*Exercise instructions:* Find each line containing the string "договору" and return it.

*Data for this exercise:*
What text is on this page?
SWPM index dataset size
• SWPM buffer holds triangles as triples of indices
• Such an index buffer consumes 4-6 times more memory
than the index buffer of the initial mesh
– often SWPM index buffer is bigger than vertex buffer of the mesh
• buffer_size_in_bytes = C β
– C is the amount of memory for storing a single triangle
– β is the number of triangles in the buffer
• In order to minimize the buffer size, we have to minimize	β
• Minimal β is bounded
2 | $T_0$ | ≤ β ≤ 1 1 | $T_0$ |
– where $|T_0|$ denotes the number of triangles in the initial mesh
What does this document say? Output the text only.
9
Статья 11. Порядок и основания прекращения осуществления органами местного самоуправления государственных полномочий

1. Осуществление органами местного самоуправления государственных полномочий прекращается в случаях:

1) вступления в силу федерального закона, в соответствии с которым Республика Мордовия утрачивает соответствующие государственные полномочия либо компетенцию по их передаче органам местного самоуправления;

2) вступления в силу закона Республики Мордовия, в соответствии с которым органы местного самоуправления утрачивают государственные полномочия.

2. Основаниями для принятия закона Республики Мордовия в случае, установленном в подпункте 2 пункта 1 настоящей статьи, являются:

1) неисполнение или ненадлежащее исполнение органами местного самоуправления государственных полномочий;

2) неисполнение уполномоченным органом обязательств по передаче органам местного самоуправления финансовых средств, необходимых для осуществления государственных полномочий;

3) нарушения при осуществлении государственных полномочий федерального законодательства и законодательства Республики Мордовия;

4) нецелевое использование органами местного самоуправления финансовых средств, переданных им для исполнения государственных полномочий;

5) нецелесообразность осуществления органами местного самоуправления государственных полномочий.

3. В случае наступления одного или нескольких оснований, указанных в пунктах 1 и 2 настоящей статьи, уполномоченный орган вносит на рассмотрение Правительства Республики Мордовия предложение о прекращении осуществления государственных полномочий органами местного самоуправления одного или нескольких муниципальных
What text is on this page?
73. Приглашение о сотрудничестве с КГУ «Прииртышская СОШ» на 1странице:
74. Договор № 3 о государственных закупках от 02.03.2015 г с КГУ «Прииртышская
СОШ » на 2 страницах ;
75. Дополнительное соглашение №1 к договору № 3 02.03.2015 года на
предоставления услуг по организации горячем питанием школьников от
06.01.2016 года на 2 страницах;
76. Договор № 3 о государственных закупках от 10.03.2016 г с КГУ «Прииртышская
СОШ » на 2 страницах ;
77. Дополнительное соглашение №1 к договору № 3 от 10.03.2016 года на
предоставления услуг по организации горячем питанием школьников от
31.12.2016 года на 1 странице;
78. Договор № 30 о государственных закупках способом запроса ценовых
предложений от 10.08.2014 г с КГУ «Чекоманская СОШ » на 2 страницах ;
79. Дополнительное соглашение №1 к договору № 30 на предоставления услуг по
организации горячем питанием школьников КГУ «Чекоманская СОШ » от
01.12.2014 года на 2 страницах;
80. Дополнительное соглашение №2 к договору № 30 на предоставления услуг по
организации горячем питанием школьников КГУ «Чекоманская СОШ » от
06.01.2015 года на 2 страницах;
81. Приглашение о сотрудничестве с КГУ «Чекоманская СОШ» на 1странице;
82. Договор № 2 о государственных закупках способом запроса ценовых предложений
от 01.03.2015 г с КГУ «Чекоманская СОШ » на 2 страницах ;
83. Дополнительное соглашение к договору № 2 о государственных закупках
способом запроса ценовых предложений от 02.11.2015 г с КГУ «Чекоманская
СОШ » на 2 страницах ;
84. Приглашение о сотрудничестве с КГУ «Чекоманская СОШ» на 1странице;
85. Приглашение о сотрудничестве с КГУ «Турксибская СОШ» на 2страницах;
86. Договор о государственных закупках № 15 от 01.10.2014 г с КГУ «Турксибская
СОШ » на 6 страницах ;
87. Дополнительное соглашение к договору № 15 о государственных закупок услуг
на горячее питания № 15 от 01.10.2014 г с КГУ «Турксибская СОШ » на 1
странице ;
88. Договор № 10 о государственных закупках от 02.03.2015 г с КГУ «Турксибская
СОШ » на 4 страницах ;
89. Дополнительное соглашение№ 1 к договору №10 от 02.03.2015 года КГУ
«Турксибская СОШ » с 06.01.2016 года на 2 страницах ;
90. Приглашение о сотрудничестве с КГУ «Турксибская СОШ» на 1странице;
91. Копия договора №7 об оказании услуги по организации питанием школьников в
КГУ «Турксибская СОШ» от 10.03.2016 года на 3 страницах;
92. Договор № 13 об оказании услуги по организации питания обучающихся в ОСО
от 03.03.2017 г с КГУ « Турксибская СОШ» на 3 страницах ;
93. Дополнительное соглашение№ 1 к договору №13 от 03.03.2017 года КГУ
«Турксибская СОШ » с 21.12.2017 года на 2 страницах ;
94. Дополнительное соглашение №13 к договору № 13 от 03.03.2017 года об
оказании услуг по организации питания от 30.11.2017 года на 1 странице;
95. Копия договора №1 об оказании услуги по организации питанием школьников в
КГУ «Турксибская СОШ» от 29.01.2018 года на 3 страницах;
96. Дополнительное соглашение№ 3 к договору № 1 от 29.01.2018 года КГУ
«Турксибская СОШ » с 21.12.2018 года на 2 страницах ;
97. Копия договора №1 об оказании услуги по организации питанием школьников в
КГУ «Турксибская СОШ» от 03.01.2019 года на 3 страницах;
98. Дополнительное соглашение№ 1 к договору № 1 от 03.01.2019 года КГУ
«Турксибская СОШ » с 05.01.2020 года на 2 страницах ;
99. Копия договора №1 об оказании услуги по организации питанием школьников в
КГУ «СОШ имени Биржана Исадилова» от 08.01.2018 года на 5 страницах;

*Solution to the exercise:*
75. Дополнительное соглашение №1 к договору № 3 02.03.2015 года на
77. Дополнительное соглашение №1 к договору № 3 от 10.03.2016 года на
79. Дополнительное соглашение №1 к договору № 30 на предоставления услуг по
80. Дополнительное соглашение №2 к договору № 30 на предоставления услуг по
83. Дополнительное соглашение к договору № 2 о государственных закупках
87. Дополнительное соглашение к договору № 15 о государственных закупок услуг
89. Дополнительное соглашение№ 1 к договору №10 от 02.03.2015 года КГУ
93. Дополнительное соглашение№ 1 к договору №13 от 03.03.2017 года КГУ
94. Дополнительное соглашение №13 к договору № 13 от 03.03.2017 года об
96. Дополнительное соглашение№ 3 к договору № 1 от 29.01.2018 года КГУ
98. Дополнительное соглашение№ 1 к договору № 1 от 03.01.2019 года КГУ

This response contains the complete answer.